● Instructions for the task: Give, as a bare number, the count of lines that contain the word "true".

● Records for the task:
------------------------------------------------------------

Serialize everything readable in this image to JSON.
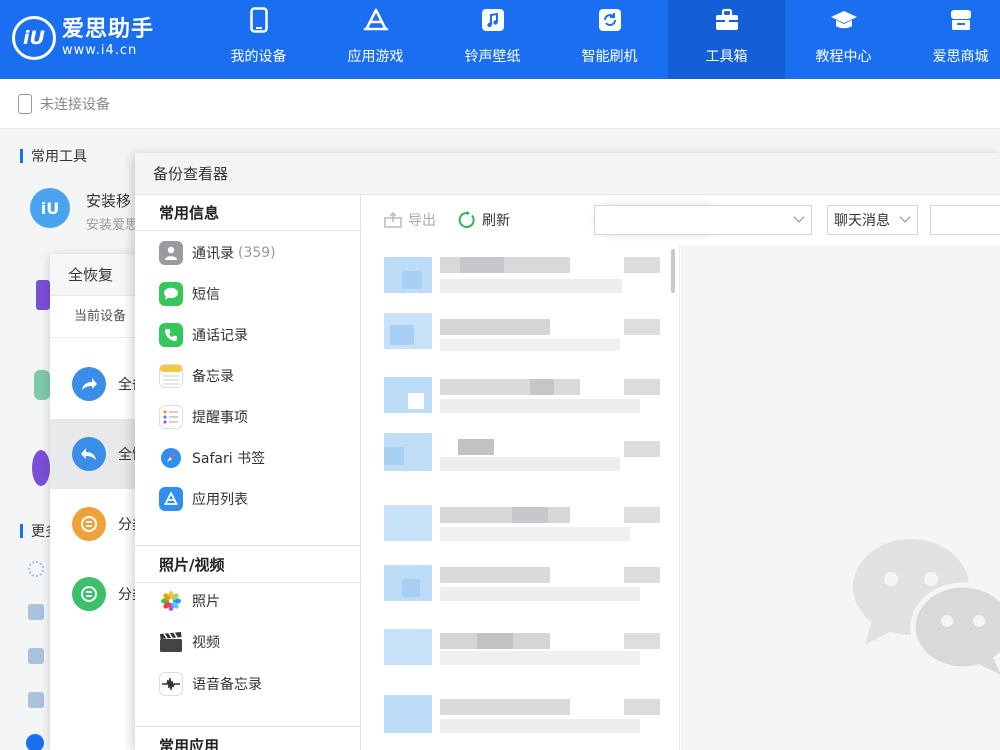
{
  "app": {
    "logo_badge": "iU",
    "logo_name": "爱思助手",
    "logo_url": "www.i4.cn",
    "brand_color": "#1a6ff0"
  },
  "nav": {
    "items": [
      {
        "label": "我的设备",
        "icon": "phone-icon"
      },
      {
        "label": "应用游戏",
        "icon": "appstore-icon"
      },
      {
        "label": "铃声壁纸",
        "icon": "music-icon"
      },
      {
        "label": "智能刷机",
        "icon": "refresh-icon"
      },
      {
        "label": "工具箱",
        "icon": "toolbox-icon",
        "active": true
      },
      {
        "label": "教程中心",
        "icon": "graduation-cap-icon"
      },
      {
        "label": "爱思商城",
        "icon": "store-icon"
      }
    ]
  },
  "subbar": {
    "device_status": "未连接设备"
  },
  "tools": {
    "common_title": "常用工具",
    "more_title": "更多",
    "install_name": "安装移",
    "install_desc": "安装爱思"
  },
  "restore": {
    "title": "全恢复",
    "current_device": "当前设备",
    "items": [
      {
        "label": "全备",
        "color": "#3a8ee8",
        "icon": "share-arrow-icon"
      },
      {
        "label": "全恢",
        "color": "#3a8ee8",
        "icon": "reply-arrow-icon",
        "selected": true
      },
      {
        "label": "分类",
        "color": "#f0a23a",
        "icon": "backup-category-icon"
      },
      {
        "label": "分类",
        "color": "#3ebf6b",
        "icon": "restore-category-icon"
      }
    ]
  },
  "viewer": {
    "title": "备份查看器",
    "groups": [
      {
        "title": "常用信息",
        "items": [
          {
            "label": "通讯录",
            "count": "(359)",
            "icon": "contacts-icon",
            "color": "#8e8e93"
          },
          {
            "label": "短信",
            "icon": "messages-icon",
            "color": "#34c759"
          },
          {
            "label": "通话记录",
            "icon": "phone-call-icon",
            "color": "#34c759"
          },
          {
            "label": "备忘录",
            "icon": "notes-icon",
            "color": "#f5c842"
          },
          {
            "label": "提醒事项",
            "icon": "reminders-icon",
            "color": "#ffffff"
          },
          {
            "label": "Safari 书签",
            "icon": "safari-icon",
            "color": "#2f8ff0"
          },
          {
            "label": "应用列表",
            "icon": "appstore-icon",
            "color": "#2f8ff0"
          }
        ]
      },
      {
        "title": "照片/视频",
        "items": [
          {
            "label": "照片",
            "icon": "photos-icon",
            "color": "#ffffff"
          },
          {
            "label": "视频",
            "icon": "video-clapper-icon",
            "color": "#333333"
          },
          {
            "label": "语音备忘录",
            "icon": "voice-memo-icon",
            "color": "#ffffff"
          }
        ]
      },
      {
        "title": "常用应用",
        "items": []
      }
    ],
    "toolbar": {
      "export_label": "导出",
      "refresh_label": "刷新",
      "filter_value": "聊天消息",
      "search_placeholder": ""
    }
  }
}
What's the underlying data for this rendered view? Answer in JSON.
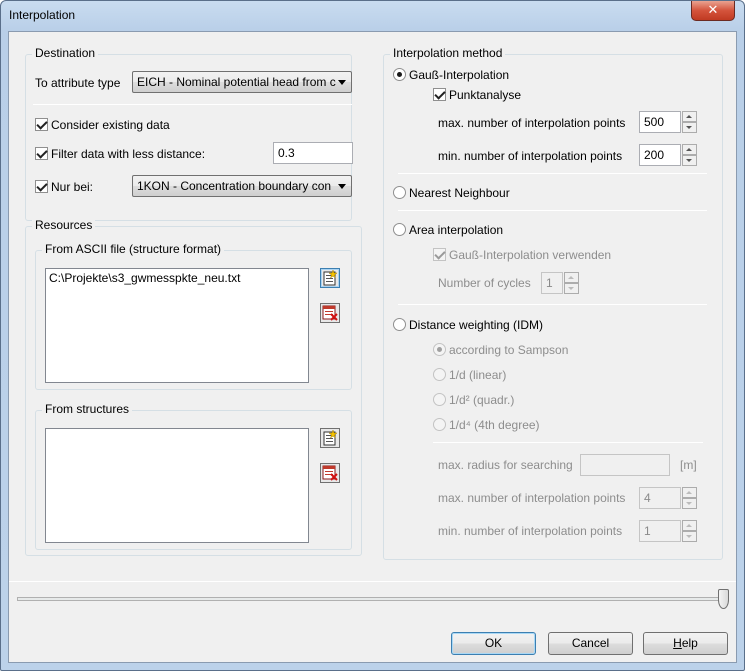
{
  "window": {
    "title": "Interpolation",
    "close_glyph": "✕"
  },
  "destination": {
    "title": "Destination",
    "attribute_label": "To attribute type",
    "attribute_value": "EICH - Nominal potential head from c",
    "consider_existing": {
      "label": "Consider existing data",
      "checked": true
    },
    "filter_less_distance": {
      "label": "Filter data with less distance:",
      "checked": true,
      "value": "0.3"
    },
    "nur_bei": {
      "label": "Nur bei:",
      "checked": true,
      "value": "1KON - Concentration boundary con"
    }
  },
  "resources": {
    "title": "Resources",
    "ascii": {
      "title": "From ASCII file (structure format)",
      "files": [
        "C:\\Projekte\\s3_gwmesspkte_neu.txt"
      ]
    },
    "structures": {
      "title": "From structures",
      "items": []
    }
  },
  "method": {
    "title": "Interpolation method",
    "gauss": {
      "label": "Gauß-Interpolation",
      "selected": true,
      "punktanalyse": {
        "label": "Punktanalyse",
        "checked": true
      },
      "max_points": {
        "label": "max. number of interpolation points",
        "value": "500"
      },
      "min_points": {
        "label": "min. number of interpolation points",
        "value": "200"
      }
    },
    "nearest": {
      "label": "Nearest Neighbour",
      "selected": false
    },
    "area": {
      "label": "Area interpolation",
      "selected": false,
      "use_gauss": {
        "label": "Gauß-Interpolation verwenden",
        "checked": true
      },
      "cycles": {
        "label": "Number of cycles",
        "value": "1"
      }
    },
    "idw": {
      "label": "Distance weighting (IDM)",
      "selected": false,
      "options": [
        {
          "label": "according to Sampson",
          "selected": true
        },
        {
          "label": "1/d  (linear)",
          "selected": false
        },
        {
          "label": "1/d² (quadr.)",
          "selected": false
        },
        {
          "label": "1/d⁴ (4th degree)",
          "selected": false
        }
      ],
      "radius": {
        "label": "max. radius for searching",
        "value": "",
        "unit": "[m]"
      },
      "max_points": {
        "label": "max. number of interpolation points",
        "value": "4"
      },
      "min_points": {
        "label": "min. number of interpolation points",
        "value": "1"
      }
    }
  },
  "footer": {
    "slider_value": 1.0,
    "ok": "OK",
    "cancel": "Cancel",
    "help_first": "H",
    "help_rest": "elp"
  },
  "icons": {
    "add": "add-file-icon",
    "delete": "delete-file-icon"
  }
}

------------------------------------------------------------

● The response: 9